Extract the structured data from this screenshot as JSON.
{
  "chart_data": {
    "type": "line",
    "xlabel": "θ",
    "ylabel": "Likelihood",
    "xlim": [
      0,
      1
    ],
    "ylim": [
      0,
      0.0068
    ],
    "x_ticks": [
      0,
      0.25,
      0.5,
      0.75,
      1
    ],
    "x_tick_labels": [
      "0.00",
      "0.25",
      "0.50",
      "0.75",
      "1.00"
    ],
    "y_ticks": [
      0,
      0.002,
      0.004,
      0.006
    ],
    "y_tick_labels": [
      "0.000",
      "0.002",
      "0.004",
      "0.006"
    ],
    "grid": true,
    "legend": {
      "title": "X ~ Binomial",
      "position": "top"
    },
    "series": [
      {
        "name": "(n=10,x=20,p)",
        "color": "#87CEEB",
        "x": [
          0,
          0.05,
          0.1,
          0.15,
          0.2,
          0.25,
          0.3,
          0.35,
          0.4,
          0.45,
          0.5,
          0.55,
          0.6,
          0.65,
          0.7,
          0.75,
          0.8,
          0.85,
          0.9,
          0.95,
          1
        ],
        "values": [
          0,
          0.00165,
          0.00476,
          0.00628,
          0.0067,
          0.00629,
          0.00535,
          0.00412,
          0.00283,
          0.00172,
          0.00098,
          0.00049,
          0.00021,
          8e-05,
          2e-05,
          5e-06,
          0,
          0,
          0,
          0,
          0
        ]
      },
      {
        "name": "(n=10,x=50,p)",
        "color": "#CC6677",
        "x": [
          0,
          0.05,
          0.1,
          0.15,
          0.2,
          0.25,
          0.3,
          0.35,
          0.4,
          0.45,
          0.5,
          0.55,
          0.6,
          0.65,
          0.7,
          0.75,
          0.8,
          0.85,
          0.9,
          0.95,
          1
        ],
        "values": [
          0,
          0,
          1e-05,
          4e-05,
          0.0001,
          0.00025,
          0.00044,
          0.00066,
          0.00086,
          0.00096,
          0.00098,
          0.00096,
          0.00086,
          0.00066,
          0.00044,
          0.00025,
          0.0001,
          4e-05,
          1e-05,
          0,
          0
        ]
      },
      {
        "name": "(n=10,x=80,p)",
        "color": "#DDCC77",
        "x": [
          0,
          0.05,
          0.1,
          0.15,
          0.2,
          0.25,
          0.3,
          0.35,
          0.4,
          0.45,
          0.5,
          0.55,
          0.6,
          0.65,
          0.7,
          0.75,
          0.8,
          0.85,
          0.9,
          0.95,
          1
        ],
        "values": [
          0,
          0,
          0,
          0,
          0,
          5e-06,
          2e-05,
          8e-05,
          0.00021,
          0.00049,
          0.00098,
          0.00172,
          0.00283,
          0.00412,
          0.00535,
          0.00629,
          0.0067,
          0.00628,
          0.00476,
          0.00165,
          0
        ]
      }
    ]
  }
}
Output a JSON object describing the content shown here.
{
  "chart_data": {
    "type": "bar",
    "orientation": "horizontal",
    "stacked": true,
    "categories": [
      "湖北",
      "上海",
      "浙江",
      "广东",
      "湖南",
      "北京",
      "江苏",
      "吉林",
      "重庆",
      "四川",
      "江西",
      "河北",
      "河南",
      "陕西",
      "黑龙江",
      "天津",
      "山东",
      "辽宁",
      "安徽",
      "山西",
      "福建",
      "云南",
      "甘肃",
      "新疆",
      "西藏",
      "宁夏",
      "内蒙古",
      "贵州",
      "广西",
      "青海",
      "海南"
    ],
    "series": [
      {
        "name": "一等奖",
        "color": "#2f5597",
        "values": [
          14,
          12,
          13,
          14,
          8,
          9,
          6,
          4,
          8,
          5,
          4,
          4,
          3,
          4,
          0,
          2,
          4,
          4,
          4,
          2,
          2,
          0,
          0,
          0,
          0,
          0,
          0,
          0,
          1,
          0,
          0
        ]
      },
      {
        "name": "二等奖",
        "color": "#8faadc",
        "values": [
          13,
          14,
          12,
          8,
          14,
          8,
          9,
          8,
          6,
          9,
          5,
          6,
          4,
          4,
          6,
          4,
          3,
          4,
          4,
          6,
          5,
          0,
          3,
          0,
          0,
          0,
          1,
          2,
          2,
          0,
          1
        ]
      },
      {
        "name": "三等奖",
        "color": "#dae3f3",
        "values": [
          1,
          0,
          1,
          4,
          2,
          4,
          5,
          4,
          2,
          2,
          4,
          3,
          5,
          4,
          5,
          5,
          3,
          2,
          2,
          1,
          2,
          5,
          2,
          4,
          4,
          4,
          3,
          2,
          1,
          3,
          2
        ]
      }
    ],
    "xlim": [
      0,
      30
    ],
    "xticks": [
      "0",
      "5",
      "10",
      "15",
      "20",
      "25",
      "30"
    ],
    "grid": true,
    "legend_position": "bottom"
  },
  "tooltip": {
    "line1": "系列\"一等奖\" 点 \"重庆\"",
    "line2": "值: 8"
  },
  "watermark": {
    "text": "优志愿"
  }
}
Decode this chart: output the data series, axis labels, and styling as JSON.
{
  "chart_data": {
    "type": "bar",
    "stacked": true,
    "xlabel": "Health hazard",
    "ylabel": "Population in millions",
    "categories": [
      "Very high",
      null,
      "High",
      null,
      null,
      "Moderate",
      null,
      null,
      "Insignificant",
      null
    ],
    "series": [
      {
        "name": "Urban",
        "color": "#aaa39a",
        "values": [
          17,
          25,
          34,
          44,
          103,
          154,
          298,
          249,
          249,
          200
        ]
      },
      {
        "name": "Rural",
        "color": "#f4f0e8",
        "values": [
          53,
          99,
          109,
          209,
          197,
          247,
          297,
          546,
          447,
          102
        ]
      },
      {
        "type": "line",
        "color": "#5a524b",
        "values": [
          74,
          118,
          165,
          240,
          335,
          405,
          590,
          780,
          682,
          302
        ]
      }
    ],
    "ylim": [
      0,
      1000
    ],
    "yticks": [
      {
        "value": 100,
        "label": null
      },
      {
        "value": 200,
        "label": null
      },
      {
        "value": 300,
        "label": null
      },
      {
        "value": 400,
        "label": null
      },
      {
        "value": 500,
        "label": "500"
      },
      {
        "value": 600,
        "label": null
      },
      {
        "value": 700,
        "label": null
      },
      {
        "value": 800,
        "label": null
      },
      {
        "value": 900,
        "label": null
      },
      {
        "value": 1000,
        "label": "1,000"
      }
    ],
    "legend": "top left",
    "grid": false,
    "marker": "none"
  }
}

* * *

> _Short task_:
Pull every line containing the word "ylabel" out of the material.

> _Reply to the exercise_:
    "ylabel": "Likelihood",
    "ylabel": "Population in millions",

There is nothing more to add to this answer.